Some paid search pundits have predicted the impending death of keywords in PPC, including our own Larry Kim – and the day may come when we don’t have to bid on specific keywords, but for now, keyword selection is still a huge part of a solid PPC marketing strategy. And that means you need to be familiar with keyword analysis – a method of breaking down keywords to determine if they’re right for your campaigns.
In this post, I’ll share three forms of keyword analysis to help you separate the winners from the budget busters.
1. Keyword Intent Analysis
The first step to keyword analysis is understanding the ripple effect of intent. A user searching for “wedding cake” could just be looking for pictures, where as a user searching for “wedding cake boston” is ready to sign a contract, providing the tasting goes well.
Long-tail keywords aren’t new and most of us already ensure they’re present in our ad groups. The more insidious keywords are “how”, “diy”, and “free”. These keywords can be present in a long-tail keyword, like “diy wedding cake” or “how to waterproof deck”, but the intent is not transactional. These users are looking for a way to avoid spending money, and they may use your informational content, but they will take longer to convert. (These types of searches are best to target with organic content.)

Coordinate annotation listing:
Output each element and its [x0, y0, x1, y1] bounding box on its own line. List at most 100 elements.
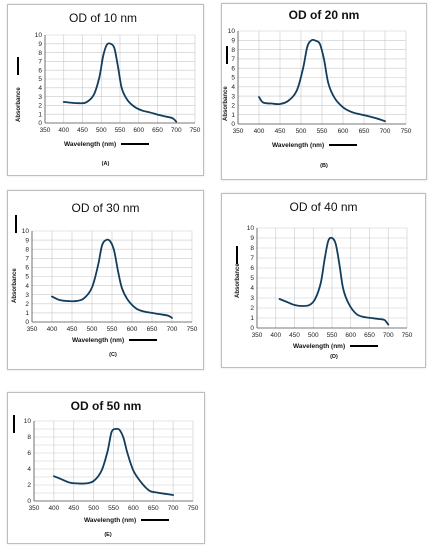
y-tick-label: 10	[247, 225, 255, 232]
y-tick-label: 6	[38, 67, 42, 74]
chart-title: OD of 10 nm	[68, 11, 138, 25]
x-tick-label: 650	[364, 332, 375, 339]
chart-plot: 350 400 450 500 550 600 650 700 750 0 2 4 6 8 10	[24, 418, 199, 512]
y-tick-label: 7	[25, 256, 29, 263]
x-axis-label-text: Wavelength (nm)	[293, 343, 346, 350]
x-tick-label: 550	[317, 128, 328, 135]
chart-plot: 350 400 450 500 550 600 650 700 750 0 1 2 3 4 5 6 7 8 9 10	[22, 228, 198, 333]
y-tick-label: 2	[231, 103, 235, 110]
y-axis-label: Absorbance	[12, 268, 18, 303]
panel-label: (C)	[109, 352, 117, 358]
y-tick-label: 3	[38, 94, 42, 101]
x-tick-label: 400	[254, 128, 265, 135]
x-tick-label: 350	[40, 127, 51, 134]
y-tick-label: 8	[38, 50, 42, 57]
x-tick-label: 400	[270, 332, 281, 339]
y-tick-label: 4	[27, 466, 31, 473]
x-tick-label: 700	[171, 127, 182, 134]
y-tick-label: 6	[25, 265, 29, 272]
y-tick-label: 5	[38, 76, 42, 83]
x-tick-label: 700	[167, 326, 178, 333]
x-tick-label: 400	[48, 505, 59, 512]
x-axis-label: Wavelength (nm)	[293, 343, 379, 350]
absorbance-series-line	[62, 42, 178, 123]
x-tick-label: 600	[345, 332, 356, 339]
x-tick-label: 600	[338, 128, 349, 135]
x-tick-label: 350	[27, 326, 38, 333]
x-tick-label: 700	[383, 332, 394, 339]
x-tick-label: 550	[115, 127, 126, 134]
y-tick-label: 10	[24, 418, 32, 425]
panel-label: (E)	[104, 532, 112, 538]
y-tick-label: 1	[38, 111, 42, 118]
x-tick-label: 500	[88, 505, 99, 512]
y-tick-label: 3	[250, 295, 254, 302]
y-tick-label: 1	[250, 315, 254, 322]
y-tick-label: 8	[27, 434, 31, 441]
y-tick-label: 5	[250, 275, 254, 282]
y-axis-label: Absorbance	[16, 87, 22, 122]
x-tick-label: 500	[308, 332, 319, 339]
y-tick-label: 7	[250, 255, 254, 262]
x-tick-label: 450	[275, 128, 286, 135]
y-tick-label: 5	[25, 274, 29, 281]
chart-panel-c: OD of 30 nm 350 400 450 500 550 600 650 700 750 0…	[7, 190, 204, 370]
panel-label: (A)	[101, 161, 110, 167]
absorbance-series-line	[52, 427, 175, 496]
y-tick-label: 0	[250, 325, 254, 332]
y-tick-label: 7	[38, 59, 42, 66]
absorbance-series-line	[278, 236, 390, 326]
y-tick-label: 9	[231, 38, 235, 45]
y-tick-label: 9	[250, 235, 254, 242]
y-axis-label: Absorbance	[223, 86, 229, 121]
y-tick-label: 6	[231, 65, 235, 72]
y-tick-label: 5	[231, 75, 235, 82]
x-axis-label-text: Wavelength (nm)	[64, 141, 117, 148]
x-axis-label: Wavelength (nm)	[72, 337, 158, 344]
x-tick-label: 600	[127, 326, 138, 333]
chart-panel-e: OD of 50 nm 350 400 450 500 550 600 650 700 750 0…	[7, 392, 205, 544]
y-tick-label: 2	[38, 103, 42, 110]
panel-label: (D)	[330, 354, 338, 360]
x-tick-label: 550	[107, 326, 118, 333]
x-axis-label: Wavelength (nm)	[84, 517, 170, 524]
x-axis-label-text: Wavelength (nm)	[84, 517, 137, 524]
x-axis-mark	[121, 143, 150, 146]
x-tick-label: 500	[296, 128, 307, 135]
x-tick-label: 400	[58, 127, 69, 134]
x-tick-label: 750	[402, 332, 413, 339]
x-tick-label: 650	[359, 128, 370, 135]
x-tick-label: 450	[67, 326, 78, 333]
y-tick-label: 9	[25, 237, 29, 244]
y-tick-label: 3	[231, 93, 235, 100]
y-tick-label: 8	[25, 246, 29, 253]
y-tick-label: 4	[38, 85, 42, 92]
y-tick-label: 2	[250, 305, 254, 312]
x-tick-label: 350	[252, 332, 263, 339]
x-tick-label: 650	[152, 127, 163, 134]
x-tick-label: 350	[29, 505, 40, 512]
chart-title: OD of 30 nm	[71, 201, 140, 215]
y-tick-label: 6	[250, 265, 254, 272]
x-tick-label: 700	[168, 505, 179, 512]
absorbance-mark	[226, 46, 228, 64]
x-tick-label: 450	[68, 505, 79, 512]
x-axis-mark	[141, 519, 170, 522]
x-tick-label: 650	[148, 505, 159, 512]
x-tick-label: 750	[188, 505, 199, 512]
y-tick-label: 1	[25, 310, 29, 317]
chart-title: OD of 50 nm	[70, 399, 142, 413]
x-tick-label: 600	[133, 127, 144, 134]
x-axis-label: Wavelength (nm)	[64, 141, 150, 148]
y-tick-label: 4	[250, 285, 254, 292]
absorbance-series-line	[51, 238, 173, 319]
y-tick-label: 0	[27, 498, 31, 505]
x-axis-label-text: Wavelength (nm)	[72, 337, 125, 344]
x-tick-label: 700	[380, 128, 391, 135]
y-tick-label: 2	[27, 482, 31, 489]
chart-panel-b: OD of 20 nm 350 400 450 500 550 600 650 700 750 0…	[221, 3, 427, 180]
absorbance-mark	[236, 246, 238, 264]
y-tick-label: 8	[250, 245, 254, 252]
y-axis-label: Absorbance	[235, 263, 241, 298]
x-axis-mark	[129, 339, 158, 342]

■ REQUIRED TASKS:
(a) Pick out each line of the listing that contains the string "panel", treating uppercase and lowercase as different.
(b) Resume the article on PPC keyword analysis, beginning right after its last sentence.

■ ANSWERS PER TASK:
(a)
panel-label: (C)	[109, 352, 117, 358]
panel-label: (E)	[104, 532, 112, 538]
chart-panel-c: OD of 30 nm 350 400 450 500 550 600 650 700 750 0…	[7, 190, 204, 370]
panel-label: (A)	[101, 161, 110, 167]
chart-panel-e: OD of 50 nm 350 400 450 500 550 600 650 700 750 0…	[7, 392, 205, 544]
panel-label: (D)	[330, 354, 338, 360]
chart-panel-b: OD of 20 nm 350 400 450 500 550 600 650 700 750 0…	[221, 3, 427, 180]

(b)
Thanks to remarketing, all is not lost!
Those non-transactional, top-of-funnel terms can still serve to queue up prospects to be reminded of your brand – once you know someone is interested in wedding cakes or home improvement, you can add them to a remarketing list so your brand stays top of mind as they move further down the funnel. However, it is vital those terms live in a separate campaign that has a unique budget. By separating the top-of-funnel searches into their own ad groups and campaign, your transactional long-tail terms will be free to leverage the majority of your account’s budget without watching less deserving keywords get all the money since they have more historical data.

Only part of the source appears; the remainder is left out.